=== EXTRACTED MATERIAL ===

--- START ---

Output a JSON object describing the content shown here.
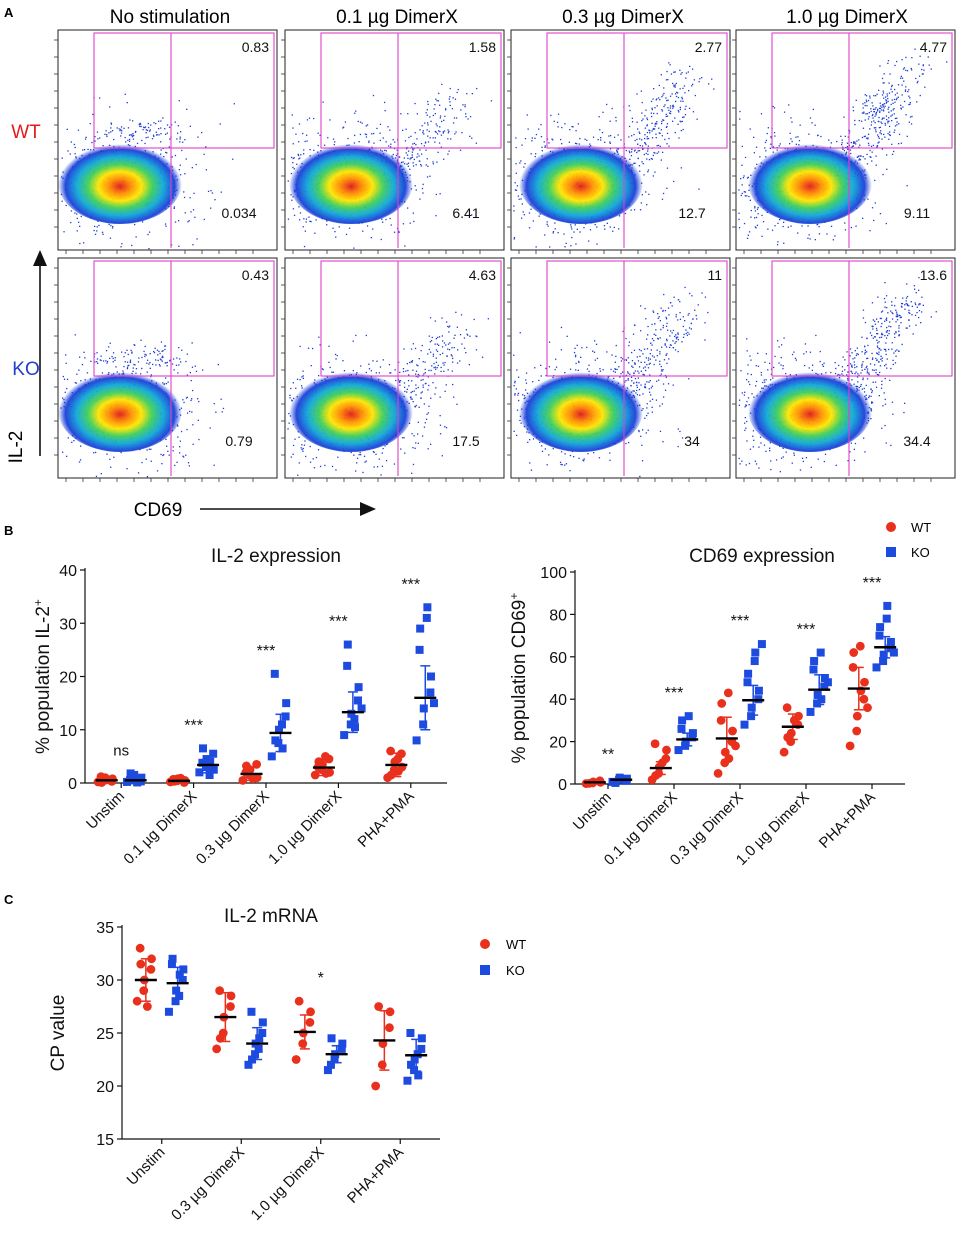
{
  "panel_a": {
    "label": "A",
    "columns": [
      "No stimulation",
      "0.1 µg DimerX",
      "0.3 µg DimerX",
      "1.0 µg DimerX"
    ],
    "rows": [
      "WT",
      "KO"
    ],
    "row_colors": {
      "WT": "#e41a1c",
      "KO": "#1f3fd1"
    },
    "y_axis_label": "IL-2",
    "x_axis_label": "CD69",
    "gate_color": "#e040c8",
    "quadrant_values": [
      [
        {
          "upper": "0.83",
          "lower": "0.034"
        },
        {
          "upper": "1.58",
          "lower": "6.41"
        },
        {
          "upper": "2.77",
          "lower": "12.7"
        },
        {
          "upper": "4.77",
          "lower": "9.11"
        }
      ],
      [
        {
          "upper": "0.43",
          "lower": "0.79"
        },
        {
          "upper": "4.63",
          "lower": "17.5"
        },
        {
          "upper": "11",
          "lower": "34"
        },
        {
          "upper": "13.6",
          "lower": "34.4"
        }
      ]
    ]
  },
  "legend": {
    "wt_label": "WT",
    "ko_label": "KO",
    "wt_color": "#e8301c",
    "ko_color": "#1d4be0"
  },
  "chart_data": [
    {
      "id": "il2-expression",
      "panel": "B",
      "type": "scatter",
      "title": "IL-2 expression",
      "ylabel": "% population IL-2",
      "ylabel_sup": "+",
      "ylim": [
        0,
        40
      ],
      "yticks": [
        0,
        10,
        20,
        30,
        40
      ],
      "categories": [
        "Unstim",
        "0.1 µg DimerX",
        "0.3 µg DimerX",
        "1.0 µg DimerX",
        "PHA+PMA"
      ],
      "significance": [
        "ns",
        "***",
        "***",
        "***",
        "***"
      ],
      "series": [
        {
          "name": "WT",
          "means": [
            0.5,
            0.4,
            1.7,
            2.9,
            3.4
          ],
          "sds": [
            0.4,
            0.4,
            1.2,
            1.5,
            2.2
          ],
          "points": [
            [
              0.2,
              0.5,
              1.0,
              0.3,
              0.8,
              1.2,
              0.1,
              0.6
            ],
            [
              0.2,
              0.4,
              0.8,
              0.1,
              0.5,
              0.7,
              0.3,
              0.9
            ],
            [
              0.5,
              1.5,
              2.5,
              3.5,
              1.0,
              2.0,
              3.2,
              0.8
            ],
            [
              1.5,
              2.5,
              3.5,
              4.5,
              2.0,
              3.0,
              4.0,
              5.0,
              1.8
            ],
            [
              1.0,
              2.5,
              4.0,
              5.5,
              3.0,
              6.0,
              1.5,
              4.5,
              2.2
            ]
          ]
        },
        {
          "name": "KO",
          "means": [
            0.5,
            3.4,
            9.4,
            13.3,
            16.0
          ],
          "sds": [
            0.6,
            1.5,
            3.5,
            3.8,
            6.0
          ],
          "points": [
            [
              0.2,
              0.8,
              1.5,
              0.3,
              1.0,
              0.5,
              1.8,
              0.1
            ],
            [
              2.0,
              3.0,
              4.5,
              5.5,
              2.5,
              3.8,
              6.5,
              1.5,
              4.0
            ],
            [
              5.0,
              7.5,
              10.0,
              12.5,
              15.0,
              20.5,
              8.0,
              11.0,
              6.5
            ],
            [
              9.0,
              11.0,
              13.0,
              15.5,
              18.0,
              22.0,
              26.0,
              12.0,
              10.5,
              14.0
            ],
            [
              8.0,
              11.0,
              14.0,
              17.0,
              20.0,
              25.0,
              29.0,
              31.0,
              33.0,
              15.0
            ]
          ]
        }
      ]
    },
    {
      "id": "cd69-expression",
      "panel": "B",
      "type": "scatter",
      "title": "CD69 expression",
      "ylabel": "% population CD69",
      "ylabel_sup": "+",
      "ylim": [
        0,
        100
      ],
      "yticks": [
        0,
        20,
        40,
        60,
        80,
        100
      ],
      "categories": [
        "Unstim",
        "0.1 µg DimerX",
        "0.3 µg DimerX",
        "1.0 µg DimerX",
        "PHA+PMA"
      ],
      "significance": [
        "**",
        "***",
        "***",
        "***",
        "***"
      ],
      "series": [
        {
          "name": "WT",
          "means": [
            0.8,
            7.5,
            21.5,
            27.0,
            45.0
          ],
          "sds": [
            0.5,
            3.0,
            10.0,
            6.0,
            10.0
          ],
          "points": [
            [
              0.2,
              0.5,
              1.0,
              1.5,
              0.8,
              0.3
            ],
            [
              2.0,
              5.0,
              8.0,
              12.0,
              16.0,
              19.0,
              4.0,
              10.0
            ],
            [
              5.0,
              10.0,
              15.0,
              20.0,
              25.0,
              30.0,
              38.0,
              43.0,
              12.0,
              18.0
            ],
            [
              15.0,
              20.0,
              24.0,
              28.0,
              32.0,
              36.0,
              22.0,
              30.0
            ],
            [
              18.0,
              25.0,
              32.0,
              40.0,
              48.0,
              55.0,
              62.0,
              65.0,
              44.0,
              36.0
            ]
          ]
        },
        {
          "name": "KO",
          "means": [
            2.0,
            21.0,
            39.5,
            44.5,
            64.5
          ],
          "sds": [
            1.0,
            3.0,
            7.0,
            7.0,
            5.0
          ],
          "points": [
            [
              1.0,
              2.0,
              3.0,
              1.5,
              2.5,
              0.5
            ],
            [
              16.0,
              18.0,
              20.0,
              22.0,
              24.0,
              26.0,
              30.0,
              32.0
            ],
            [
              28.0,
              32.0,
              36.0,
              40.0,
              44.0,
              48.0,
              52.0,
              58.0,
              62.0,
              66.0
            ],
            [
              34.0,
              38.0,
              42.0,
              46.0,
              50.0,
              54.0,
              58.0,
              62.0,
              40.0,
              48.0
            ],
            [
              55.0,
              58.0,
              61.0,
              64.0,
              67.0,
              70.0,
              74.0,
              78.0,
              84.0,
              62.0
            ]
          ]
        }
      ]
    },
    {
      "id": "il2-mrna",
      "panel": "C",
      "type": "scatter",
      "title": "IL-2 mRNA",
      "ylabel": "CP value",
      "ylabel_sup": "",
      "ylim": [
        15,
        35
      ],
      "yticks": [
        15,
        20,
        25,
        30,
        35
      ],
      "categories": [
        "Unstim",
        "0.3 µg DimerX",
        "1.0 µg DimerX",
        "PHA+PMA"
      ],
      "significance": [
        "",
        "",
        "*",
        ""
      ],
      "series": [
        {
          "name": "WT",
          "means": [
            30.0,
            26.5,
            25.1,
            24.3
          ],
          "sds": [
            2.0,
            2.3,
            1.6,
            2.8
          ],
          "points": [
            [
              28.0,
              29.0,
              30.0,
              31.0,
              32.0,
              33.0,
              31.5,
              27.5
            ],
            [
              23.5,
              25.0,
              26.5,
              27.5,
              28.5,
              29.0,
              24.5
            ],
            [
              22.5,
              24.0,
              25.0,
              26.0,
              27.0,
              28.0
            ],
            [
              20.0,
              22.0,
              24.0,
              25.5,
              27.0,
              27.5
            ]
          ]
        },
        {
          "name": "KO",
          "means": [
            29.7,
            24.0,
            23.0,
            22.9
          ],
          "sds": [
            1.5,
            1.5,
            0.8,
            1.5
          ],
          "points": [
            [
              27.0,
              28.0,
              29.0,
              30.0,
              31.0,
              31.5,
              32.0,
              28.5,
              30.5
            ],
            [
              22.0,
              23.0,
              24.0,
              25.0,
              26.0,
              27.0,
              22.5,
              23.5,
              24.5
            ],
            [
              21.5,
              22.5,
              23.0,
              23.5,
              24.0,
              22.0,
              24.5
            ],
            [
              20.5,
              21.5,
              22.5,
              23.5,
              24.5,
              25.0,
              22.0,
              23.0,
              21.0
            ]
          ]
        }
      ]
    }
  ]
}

--- END ---

=== WORK REQUEST ===
Go through the material and copy out every line with "title" in it.

=== WRITTEN ANSWER ===
      "title": "IL-2 expression",
      "title": "CD69 expression",
      "title": "IL-2 mRNA",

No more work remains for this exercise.